*Given task*
Return all of the lines below exactly as they are.

*Figure dataset records*
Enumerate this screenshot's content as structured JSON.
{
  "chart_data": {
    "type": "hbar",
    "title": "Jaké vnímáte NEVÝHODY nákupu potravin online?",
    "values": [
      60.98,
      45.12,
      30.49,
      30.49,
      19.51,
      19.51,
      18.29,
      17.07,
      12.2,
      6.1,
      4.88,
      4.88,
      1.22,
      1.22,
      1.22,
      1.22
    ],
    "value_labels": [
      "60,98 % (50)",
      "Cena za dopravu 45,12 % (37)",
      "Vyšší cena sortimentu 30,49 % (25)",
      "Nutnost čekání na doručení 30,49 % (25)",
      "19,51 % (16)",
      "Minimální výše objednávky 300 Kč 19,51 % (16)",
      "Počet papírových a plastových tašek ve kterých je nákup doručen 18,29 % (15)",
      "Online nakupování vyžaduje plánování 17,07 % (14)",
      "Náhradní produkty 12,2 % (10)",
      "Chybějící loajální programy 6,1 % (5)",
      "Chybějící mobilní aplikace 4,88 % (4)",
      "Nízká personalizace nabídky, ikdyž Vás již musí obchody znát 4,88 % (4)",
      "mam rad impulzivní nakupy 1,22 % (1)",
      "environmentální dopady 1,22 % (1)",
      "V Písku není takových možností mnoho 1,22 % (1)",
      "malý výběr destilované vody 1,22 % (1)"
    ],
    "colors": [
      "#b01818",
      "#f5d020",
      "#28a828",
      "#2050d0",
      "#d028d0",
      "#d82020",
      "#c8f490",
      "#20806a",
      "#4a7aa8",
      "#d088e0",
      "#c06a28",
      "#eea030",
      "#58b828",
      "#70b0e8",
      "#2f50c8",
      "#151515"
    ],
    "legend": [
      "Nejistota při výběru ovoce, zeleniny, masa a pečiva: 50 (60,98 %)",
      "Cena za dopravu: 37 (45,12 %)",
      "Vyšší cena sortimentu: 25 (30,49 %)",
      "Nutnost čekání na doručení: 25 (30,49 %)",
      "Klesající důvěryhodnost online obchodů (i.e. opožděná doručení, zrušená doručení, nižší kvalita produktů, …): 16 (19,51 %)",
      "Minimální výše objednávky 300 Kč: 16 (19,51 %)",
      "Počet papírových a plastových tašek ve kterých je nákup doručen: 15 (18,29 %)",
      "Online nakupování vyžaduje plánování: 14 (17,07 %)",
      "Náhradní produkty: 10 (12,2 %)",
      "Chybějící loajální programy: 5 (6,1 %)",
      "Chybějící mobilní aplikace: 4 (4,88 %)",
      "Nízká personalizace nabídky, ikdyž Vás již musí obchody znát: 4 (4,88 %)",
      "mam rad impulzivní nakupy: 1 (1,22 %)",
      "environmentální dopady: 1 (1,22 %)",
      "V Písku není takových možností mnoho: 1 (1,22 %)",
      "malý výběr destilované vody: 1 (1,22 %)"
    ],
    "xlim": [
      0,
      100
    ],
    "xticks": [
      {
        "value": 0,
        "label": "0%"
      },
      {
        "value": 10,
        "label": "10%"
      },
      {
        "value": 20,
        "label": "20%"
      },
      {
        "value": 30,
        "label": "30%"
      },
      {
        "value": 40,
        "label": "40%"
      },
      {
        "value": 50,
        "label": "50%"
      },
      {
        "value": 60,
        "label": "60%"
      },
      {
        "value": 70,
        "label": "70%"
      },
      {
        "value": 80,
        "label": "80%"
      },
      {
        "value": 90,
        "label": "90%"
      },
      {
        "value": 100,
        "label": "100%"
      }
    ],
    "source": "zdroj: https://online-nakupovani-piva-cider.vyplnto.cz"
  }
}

*Written reply*
Enumerate this screenshot's content as structured JSON.
{
  "chart_data": {
    "type": "hbar",
    "title": "Jaké vnímáte NEVÝHODY nákupu potravin online?",
    "values": [
      60.98,
      45.12,
      30.49,
      30.49,
      19.51,
      19.51,
      18.29,
      17.07,
      12.2,
      6.1,
      4.88,
      4.88,
      1.22,
      1.22,
      1.22,
      1.22
    ],
    "value_labels": [
      "60,98 % (50)",
      "Cena za dopravu 45,12 % (37)",
      "Vyšší cena sortimentu 30,49 % (25)",
      "Nutnost čekání na doručení 30,49 % (25)",
      "19,51 % (16)",
      "Minimální výše objednávky 300 Kč 19,51 % (16)",
      "Počet papírových a plastových tašek ve kterých je nákup doručen 18,29 % (15)",
      "Online nakupování vyžaduje plánování 17,07 % (14)",
      "Náhradní produkty 12,2 % (10)",
      "Chybějící loajální programy 6,1 % (5)",
      "Chybějící mobilní aplikace 4,88 % (4)",
      "Nízká personalizace nabídky, ikdyž Vás již musí obchody znát 4,88 % (4)",
      "mam rad impulzivní nakupy 1,22 % (1)",
      "environmentální dopady 1,22 % (1)",
      "V Písku není takových možností mnoho 1,22 % (1)",
      "malý výběr destilované vody 1,22 % (1)"
    ],
    "colors": [
      "#b01818",
      "#f5d020",
      "#28a828",
      "#2050d0",
      "#d028d0",
      "#d82020",
      "#c8f490",
      "#20806a",
      "#4a7aa8",
      "#d088e0",
      "#c06a28",
      "#eea030",
      "#58b828",
      "#70b0e8",
      "#2f50c8",
      "#151515"
    ],
    "legend": [
      "Nejistota při výběru ovoce, zeleniny, masa a pečiva: 50 (60,98 %)",
      "Cena za dopravu: 37 (45,12 %)",
      "Vyšší cena sortimentu: 25 (30,49 %)",
      "Nutnost čekání na doručení: 25 (30,49 %)",
      "Klesající důvěryhodnost online obchodů (i.e. opožděná doručení, zrušená doručení, nižší kvalita produktů, …): 16 (19,51 %)",
      "Minimální výše objednávky 300 Kč: 16 (19,51 %)",
      "Počet papírových a plastových tašek ve kterých je nákup doručen: 15 (18,29 %)",
      "Online nakupování vyžaduje plánování: 14 (17,07 %)",
      "Náhradní produkty: 10 (12,2 %)",
      "Chybějící loajální programy: 5 (6,1 %)",
      "Chybějící mobilní aplikace: 4 (4,88 %)",
      "Nízká personalizace nabídky, ikdyž Vás již musí obchody znát: 4 (4,88 %)",
      "mam rad impulzivní nakupy: 1 (1,22 %)",
      "environmentální dopady: 1 (1,22 %)",
      "V Písku není takových možností mnoho: 1 (1,22 %)",
      "malý výběr destilované vody: 1 (1,22 %)"
    ],
    "xlim": [
      0,
      100
    ],
    "xticks": [
      {
        "value": 0,
        "label": "0%"
      },
      {
        "value": 10,
        "label": "10%"
      },
      {
        "value": 20,
        "label": "20%"
      },
      {
        "value": 30,
        "label": "30%"
      },
      {
        "value": 40,
        "label": "40%"
      },
      {
        "value": 50,
        "label": "50%"
      },
      {
        "value": 60,
        "label": "60%"
      },
      {
        "value": 70,
        "label": "70%"
      },
      {
        "value": 80,
        "label": "80%"
      },
      {
        "value": 90,
        "label": "90%"
      },
      {
        "value": 100,
        "label": "100%"
      }
    ],
    "source": "zdroj: https://online-nakupovani-piva-cider.vyplnto.cz"
  }
}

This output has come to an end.